Below is a block of data; give all of it again word for word.

··· Supplied data ···

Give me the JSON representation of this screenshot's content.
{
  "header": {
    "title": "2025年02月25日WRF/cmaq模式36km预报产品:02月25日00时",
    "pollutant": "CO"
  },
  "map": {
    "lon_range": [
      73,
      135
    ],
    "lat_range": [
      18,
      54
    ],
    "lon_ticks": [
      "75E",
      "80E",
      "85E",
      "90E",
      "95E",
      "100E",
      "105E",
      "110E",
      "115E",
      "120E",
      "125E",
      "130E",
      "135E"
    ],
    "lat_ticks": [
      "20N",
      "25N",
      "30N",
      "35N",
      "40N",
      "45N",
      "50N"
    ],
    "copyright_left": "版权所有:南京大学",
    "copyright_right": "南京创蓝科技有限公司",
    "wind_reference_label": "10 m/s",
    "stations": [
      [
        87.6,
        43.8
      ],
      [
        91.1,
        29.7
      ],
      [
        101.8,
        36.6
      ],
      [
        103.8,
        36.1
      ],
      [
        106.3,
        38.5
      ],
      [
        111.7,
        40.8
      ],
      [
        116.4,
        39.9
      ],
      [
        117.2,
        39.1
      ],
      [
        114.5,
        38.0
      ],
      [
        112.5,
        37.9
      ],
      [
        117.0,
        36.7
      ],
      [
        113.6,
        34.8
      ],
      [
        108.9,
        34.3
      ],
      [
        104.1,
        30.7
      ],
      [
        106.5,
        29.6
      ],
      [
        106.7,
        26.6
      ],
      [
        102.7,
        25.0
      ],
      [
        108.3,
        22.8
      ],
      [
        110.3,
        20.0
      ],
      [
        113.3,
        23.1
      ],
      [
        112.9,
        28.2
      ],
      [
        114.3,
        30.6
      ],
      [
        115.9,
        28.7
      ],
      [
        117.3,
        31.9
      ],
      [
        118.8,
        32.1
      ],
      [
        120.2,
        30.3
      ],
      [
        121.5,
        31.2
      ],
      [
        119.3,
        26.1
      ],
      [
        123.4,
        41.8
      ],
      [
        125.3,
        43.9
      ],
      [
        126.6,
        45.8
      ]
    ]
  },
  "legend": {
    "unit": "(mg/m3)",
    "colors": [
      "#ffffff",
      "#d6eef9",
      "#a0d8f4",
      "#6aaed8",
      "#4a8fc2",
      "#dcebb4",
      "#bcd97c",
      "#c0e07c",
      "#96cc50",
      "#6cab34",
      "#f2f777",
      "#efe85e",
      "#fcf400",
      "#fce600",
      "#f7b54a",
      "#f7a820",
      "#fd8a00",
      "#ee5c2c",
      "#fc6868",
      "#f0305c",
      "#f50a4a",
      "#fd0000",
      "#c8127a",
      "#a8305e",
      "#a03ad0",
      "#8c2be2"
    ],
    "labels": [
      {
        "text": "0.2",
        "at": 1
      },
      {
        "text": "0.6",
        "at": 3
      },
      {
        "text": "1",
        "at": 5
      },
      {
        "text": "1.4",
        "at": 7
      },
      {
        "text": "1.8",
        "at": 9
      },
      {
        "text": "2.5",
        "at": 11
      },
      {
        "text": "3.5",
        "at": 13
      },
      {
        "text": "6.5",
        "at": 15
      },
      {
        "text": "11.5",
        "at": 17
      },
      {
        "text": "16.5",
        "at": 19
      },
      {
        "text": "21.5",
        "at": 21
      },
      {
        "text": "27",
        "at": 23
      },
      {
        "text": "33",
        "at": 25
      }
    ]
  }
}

···

Solution to the exercise:
Give me the JSON representation of this screenshot's content.
{
  "header": {
    "title": "2025年02月25日WRF/cmaq模式36km预报产品:02月25日00时",
    "pollutant": "CO"
  },
  "map": {
    "lon_range": [
      73,
      135
    ],
    "lat_range": [
      18,
      54
    ],
    "lon_ticks": [
      "75E",
      "80E",
      "85E",
      "90E",
      "95E",
      "100E",
      "105E",
      "110E",
      "115E",
      "120E",
      "125E",
      "130E",
      "135E"
    ],
    "lat_ticks": [
      "20N",
      "25N",
      "30N",
      "35N",
      "40N",
      "45N",
      "50N"
    ],
    "copyright_left": "版权所有:南京大学",
    "copyright_right": "南京创蓝科技有限公司",
    "wind_reference_label": "10 m/s",
    "stations": [
      [
        87.6,
        43.8
      ],
      [
        91.1,
        29.7
      ],
      [
        101.8,
        36.6
      ],
      [
        103.8,
        36.1
      ],
      [
        106.3,
        38.5
      ],
      [
        111.7,
        40.8
      ],
      [
        116.4,
        39.9
      ],
      [
        117.2,
        39.1
      ],
      [
        114.5,
        38.0
      ],
      [
        112.5,
        37.9
      ],
      [
        117.0,
        36.7
      ],
      [
        113.6,
        34.8
      ],
      [
        108.9,
        34.3
      ],
      [
        104.1,
        30.7
      ],
      [
        106.5,
        29.6
      ],
      [
        106.7,
        26.6
      ],
      [
        102.7,
        25.0
      ],
      [
        108.3,
        22.8
      ],
      [
        110.3,
        20.0
      ],
      [
        113.3,
        23.1
      ],
      [
        112.9,
        28.2
      ],
      [
        114.3,
        30.6
      ],
      [
        115.9,
        28.7
      ],
      [
        117.3,
        31.9
      ],
      [
        118.8,
        32.1
      ],
      [
        120.2,
        30.3
      ],
      [
        121.5,
        31.2
      ],
      [
        119.3,
        26.1
      ],
      [
        123.4,
        41.8
      ],
      [
        125.3,
        43.9
      ],
      [
        126.6,
        45.8
      ]
    ]
  },
  "legend": {
    "unit": "(mg/m3)",
    "colors": [
      "#ffffff",
      "#d6eef9",
      "#a0d8f4",
      "#6aaed8",
      "#4a8fc2",
      "#dcebb4",
      "#bcd97c",
      "#c0e07c",
      "#96cc50",
      "#6cab34",
      "#f2f777",
      "#efe85e",
      "#fcf400",
      "#fce600",
      "#f7b54a",
      "#f7a820",
      "#fd8a00",
      "#ee5c2c",
      "#fc6868",
      "#f0305c",
      "#f50a4a",
      "#fd0000",
      "#c8127a",
      "#a8305e",
      "#a03ad0",
      "#8c2be2"
    ],
    "labels": [
      {
        "text": "0.2",
        "at": 1
      },
      {
        "text": "0.6",
        "at": 3
      },
      {
        "text": "1",
        "at": 5
      },
      {
        "text": "1.4",
        "at": 7
      },
      {
        "text": "1.8",
        "at": 9
      },
      {
        "text": "2.5",
        "at": 11
      },
      {
        "text": "3.5",
        "at": 13
      },
      {
        "text": "6.5",
        "at": 15
      },
      {
        "text": "11.5",
        "at": 17
      },
      {
        "text": "16.5",
        "at": 19
      },
      {
        "text": "21.5",
        "at": 21
      },
      {
        "text": "27",
        "at": 23
      },
      {
        "text": "33",
        "at": 25
      }
    ]
  }
}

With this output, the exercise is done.